THE EXERCISE:
Scan the listing and work out how many lines contain the word "Renaudin". Nothing but the number should be given.

· · ·

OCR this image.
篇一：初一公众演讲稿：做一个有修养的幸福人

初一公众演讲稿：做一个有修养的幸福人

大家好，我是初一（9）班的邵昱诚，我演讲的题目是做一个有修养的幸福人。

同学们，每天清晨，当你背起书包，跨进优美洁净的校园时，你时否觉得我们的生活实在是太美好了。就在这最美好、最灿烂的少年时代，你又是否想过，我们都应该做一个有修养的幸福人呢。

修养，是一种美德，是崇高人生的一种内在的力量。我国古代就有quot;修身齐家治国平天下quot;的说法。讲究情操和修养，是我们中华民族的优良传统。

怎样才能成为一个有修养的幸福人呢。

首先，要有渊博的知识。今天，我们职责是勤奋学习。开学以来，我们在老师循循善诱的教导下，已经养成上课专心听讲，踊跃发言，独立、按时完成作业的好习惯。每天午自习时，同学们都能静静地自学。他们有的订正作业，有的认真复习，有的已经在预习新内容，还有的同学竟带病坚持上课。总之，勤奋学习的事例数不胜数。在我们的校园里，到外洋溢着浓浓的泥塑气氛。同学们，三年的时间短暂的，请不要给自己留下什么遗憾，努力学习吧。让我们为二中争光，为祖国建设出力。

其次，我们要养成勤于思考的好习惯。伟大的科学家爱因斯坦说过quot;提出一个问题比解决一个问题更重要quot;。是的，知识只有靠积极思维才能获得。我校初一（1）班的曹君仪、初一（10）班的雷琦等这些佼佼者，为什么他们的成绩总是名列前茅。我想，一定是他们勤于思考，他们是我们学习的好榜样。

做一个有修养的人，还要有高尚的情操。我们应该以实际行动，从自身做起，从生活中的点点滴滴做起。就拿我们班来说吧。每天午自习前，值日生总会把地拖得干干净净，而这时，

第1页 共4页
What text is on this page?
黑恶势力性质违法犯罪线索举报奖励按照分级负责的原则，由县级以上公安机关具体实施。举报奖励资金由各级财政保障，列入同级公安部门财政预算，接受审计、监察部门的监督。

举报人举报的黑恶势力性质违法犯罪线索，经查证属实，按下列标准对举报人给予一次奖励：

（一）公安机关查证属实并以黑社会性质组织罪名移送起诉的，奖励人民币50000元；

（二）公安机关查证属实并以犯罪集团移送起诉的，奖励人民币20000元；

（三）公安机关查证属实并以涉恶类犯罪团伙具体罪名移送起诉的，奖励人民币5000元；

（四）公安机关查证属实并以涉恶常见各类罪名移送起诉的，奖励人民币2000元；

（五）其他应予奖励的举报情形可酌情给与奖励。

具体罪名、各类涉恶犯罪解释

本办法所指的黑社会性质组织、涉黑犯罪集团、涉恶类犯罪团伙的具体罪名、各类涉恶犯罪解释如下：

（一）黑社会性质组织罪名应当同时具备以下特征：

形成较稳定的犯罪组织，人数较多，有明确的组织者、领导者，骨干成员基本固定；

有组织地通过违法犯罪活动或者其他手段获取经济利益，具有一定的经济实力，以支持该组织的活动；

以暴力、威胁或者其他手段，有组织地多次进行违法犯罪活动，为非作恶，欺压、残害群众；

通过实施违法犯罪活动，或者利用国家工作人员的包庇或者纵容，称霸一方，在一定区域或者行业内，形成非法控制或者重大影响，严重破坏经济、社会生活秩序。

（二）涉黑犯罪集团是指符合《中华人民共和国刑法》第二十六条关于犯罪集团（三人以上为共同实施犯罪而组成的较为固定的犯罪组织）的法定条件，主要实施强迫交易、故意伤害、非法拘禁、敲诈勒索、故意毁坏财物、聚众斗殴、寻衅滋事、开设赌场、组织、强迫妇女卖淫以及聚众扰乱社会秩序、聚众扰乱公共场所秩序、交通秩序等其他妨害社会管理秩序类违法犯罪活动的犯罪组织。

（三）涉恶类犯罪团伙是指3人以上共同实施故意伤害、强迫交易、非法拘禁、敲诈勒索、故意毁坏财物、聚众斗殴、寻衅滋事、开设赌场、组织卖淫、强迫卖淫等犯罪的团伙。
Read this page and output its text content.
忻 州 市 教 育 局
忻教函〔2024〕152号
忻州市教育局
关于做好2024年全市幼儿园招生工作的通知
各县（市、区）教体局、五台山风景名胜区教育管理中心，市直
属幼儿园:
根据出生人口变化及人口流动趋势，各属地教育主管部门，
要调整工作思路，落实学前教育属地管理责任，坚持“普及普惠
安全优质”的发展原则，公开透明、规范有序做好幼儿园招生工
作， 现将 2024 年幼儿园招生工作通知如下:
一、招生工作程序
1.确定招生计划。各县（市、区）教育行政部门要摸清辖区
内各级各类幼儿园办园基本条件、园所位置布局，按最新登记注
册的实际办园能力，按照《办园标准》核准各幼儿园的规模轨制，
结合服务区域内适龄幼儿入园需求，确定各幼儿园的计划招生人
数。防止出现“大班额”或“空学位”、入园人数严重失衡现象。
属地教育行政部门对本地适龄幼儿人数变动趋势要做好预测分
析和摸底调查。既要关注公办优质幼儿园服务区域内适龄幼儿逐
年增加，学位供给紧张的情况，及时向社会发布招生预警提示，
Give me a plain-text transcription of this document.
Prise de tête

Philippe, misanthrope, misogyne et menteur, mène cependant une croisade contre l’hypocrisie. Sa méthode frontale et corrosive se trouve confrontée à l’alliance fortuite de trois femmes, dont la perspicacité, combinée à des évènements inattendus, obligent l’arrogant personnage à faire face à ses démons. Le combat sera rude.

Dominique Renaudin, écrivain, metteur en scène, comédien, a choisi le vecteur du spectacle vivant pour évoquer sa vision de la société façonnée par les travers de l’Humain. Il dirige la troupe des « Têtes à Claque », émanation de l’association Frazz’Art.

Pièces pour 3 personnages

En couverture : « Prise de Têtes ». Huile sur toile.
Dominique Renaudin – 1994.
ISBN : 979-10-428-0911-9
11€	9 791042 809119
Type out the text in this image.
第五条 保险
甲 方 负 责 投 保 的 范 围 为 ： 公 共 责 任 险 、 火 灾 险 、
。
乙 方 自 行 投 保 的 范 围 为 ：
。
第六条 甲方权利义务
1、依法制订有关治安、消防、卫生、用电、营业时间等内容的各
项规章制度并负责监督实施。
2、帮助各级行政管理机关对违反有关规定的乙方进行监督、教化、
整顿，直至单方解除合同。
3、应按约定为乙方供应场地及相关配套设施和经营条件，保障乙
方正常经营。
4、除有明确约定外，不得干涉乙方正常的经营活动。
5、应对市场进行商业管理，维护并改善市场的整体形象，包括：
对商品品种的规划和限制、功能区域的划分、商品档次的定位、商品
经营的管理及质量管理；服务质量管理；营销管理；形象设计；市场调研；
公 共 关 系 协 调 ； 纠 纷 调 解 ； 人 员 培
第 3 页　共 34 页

· · ·

TASK OUTPUT:
2